-------- TASK INPUTS --------

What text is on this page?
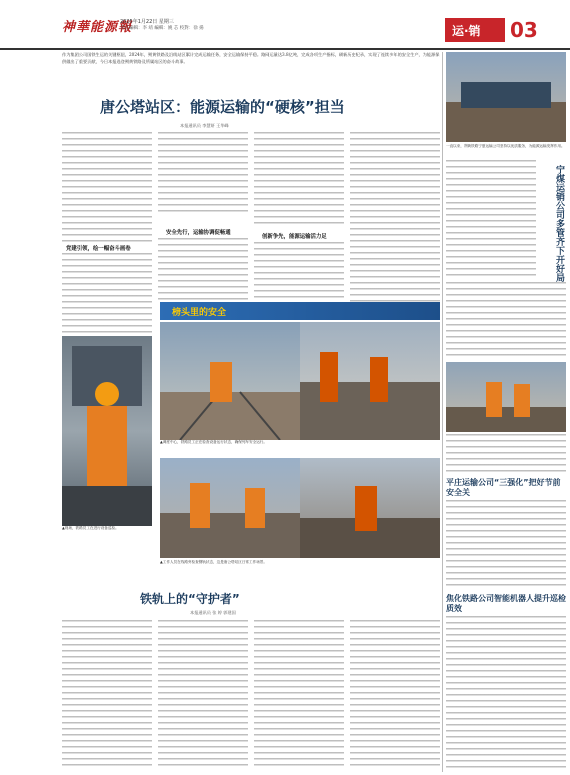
神華能源報
2025年1月22日 星期三
責任編輯：李 靖 編輯：姚 芯 校對：徐 揚	运·销 03
作为集团公司国铁生运的关键枢纽，2024年，朔黄铁路及沿线站区累计完成运输任务，安全运输保持平稳。路网运量达3.8亿吨，完成各项生产指标，刷新历史纪录，实现了连续多年的安全生产，为能源保供做出了重要贡献，今日本报选登朔黄铁路及所属站区的奋斗故事。
唐公塔站区：能源运输的“硬核”担当
本报通讯员 李慧妍 王华峰
党建引领，绘一幅奋斗画卷
安全先行，运输协调促畅通
创新争先，能源运输活力足
榜头里的安全
▲现场，铁路员工在进行设备巡检。
▲调度中心，铁路员工正在检查设备运行状态，确保列车安全运行。
▲工作人员在线路旁检查钢轨状态，这是唐公塔站区日常工作场景。
铁轨上的“守护者”
本报通讯员 张 婷 郭建国
一直以来，朔黄铁路宁夏运输公司坚持以优质服务，为能源运输发挥作用。
宁煤运销公司多管齐下开好局
平庄运输公司“三强化”把好节前安全关
焦化铁路公司智能机器人提升巡检质效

--------

■ TASK REQUIREMENTS ■
The records above need to be given again exactly. Omit the pictures.

■ COMPLETED EXERCISE ■
What text is on this page?
神華能源報
2025年1月22日 星期三
責任編輯：李 靖 編輯：姚 芯 校對：徐 揚	运·销 03
作为集团公司国铁生运的关键枢纽，2024年，朔黄铁路及沿线站区累计完成运输任务，安全运输保持平稳。路网运量达3.8亿吨，完成各项生产指标，刷新历史纪录，实现了连续多年的安全生产，为能源保供做出了重要贡献，今日本报选登朔黄铁路及所属站区的奋斗故事。
唐公塔站区：能源运输的“硬核”担当
本报通讯员 李慧妍 王华峰
党建引领，绘一幅奋斗画卷
安全先行，运输协调促畅通
创新争先，能源运输活力足
榜头里的安全
▲现场，铁路员工在进行设备巡检。
▲调度中心，铁路员工正在检查设备运行状态，确保列车安全运行。
▲工作人员在线路旁检查钢轨状态，这是唐公塔站区日常工作场景。
铁轨上的“守护者”
本报通讯员 张 婷 郭建国
一直以来，朔黄铁路宁夏运输公司坚持以优质服务，为能源运输发挥作用。
宁煤运销公司多管齐下开好局
平庄运输公司“三强化”把好节前安全关
焦化铁路公司智能机器人提升巡检质效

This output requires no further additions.